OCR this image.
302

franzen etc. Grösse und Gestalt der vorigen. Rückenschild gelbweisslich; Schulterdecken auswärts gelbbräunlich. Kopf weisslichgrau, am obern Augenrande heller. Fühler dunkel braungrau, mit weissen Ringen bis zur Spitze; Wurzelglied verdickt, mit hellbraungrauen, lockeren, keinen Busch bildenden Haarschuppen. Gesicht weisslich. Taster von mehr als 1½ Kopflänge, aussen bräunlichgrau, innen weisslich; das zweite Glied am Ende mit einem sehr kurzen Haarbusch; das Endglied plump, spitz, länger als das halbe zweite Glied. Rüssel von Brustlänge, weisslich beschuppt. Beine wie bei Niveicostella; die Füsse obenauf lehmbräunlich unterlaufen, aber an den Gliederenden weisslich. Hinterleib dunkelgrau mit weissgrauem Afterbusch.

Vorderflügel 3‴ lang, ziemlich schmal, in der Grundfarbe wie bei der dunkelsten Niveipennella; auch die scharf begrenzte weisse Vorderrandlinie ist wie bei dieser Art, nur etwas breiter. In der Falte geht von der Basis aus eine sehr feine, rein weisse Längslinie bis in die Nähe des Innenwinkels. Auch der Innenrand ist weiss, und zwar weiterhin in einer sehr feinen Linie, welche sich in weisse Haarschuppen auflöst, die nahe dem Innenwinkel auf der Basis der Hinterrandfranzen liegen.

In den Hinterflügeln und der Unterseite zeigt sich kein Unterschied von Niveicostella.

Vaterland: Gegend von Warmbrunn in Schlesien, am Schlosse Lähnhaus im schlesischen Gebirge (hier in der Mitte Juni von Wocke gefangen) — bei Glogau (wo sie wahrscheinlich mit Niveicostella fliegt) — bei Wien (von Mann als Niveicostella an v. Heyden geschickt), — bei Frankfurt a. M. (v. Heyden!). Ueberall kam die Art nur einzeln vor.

· · ·

> **Task instructions**: Extract the full listing and reproduce each line exactly.

> **Response to this exercise**:
OCR this image.
302

franzen etc. Grösse und Gestalt der vorigen. Rückenschild gelbweisslich; Schulterdecken auswärts gelbbräunlich. Kopf weisslichgrau, am obern Augenrande heller. Fühler dunkel braungrau, mit weissen Ringen bis zur Spitze; Wurzelglied verdickt, mit hellbraungrauen, lockeren, keinen Busch bildenden Haarschuppen. Gesicht weisslich. Taster von mehr als 1½ Kopflänge, aussen bräunlichgrau, innen weisslich; das zweite Glied am Ende mit einem sehr kurzen Haarbusch; das Endglied plump, spitz, länger als das halbe zweite Glied. Rüssel von Brustlänge, weisslich beschuppt. Beine wie bei Niveicostella; die Füsse obenauf lehmbräunlich unterlaufen, aber an den Gliederenden weisslich. Hinterleib dunkelgrau mit weissgrauem Afterbusch.

Vorderflügel 3‴ lang, ziemlich schmal, in der Grundfarbe wie bei der dunkelsten Niveipennella; auch die scharf begrenzte weisse Vorderrandlinie ist wie bei dieser Art, nur etwas breiter. In der Falte geht von der Basis aus eine sehr feine, rein weisse Längslinie bis in die Nähe des Innenwinkels. Auch der Innenrand ist weiss, und zwar weiterhin in einer sehr feinen Linie, welche sich in weisse Haarschuppen auflöst, die nahe dem Innenwinkel auf der Basis der Hinterrandfranzen liegen.

In den Hinterflügeln und der Unterseite zeigt sich kein Unterschied von Niveicostella.

Vaterland: Gegend von Warmbrunn in Schlesien, am Schlosse Lähnhaus im schlesischen Gebirge (hier in der Mitte Juni von Wocke gefangen) — bei Glogau (wo sie wahrscheinlich mit Niveicostella fliegt) — bei Wien (von Mann als Niveicostella an v. Heyden geschickt), — bei Frankfurt a. M. (v. Heyden!). Ueberall kam die Art nur einzeln vor.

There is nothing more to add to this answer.